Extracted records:
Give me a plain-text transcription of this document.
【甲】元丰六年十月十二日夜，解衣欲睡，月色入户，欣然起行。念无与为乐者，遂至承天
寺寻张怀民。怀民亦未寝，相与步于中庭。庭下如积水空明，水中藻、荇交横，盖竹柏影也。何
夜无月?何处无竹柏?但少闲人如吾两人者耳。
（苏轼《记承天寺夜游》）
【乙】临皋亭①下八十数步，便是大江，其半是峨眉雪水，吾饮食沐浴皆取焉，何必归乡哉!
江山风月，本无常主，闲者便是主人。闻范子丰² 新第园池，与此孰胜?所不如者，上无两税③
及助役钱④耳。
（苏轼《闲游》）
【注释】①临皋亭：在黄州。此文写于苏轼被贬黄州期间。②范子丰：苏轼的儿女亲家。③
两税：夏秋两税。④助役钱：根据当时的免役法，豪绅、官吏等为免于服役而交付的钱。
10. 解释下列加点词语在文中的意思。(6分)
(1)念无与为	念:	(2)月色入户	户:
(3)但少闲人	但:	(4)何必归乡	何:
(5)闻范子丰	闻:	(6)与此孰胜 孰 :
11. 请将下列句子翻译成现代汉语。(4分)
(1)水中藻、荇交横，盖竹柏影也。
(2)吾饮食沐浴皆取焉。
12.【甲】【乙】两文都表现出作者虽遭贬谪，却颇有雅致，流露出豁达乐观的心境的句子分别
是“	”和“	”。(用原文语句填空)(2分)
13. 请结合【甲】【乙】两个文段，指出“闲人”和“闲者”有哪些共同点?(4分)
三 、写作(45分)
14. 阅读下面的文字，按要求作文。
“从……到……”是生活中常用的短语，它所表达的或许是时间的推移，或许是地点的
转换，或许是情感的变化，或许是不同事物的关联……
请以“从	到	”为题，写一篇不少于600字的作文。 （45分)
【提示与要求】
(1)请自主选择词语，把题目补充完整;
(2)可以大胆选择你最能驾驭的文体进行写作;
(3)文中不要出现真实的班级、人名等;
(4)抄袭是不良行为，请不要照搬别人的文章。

Description of the task:
Retype the whole listing, matching it exactly.

Problem solution:
Give me a plain-text transcription of this document.
【甲】元丰六年十月十二日夜，解衣欲睡，月色入户，欣然起行。念无与为乐者，遂至承天
寺寻张怀民。怀民亦未寝，相与步于中庭。庭下如积水空明，水中藻、荇交横，盖竹柏影也。何
夜无月?何处无竹柏?但少闲人如吾两人者耳。
（苏轼《记承天寺夜游》）
【乙】临皋亭①下八十数步，便是大江，其半是峨眉雪水，吾饮食沐浴皆取焉，何必归乡哉!
江山风月，本无常主，闲者便是主人。闻范子丰² 新第园池，与此孰胜?所不如者，上无两税③
及助役钱④耳。
（苏轼《闲游》）
【注释】①临皋亭：在黄州。此文写于苏轼被贬黄州期间。②范子丰：苏轼的儿女亲家。③
两税：夏秋两税。④助役钱：根据当时的免役法，豪绅、官吏等为免于服役而交付的钱。
10. 解释下列加点词语在文中的意思。(6分)
(1)念无与为	念:	(2)月色入户	户:
(3)但少闲人	但:	(4)何必归乡	何:
(5)闻范子丰	闻:	(6)与此孰胜 孰 :
11. 请将下列句子翻译成现代汉语。(4分)
(1)水中藻、荇交横，盖竹柏影也。
(2)吾饮食沐浴皆取焉。
12.【甲】【乙】两文都表现出作者虽遭贬谪，却颇有雅致，流露出豁达乐观的心境的句子分别
是“	”和“	”。(用原文语句填空)(2分)
13. 请结合【甲】【乙】两个文段，指出“闲人”和“闲者”有哪些共同点?(4分)
三 、写作(45分)
14. 阅读下面的文字，按要求作文。
“从……到……”是生活中常用的短语，它所表达的或许是时间的推移，或许是地点的
转换，或许是情感的变化，或许是不同事物的关联……
请以“从	到	”为题，写一篇不少于600字的作文。 （45分)
【提示与要求】
(1)请自主选择词语，把题目补充完整;
(2)可以大胆选择你最能驾驭的文体进行写作;
(3)文中不要出现真实的班级、人名等;
(4)抄袭是不良行为，请不要照搬别人的文章。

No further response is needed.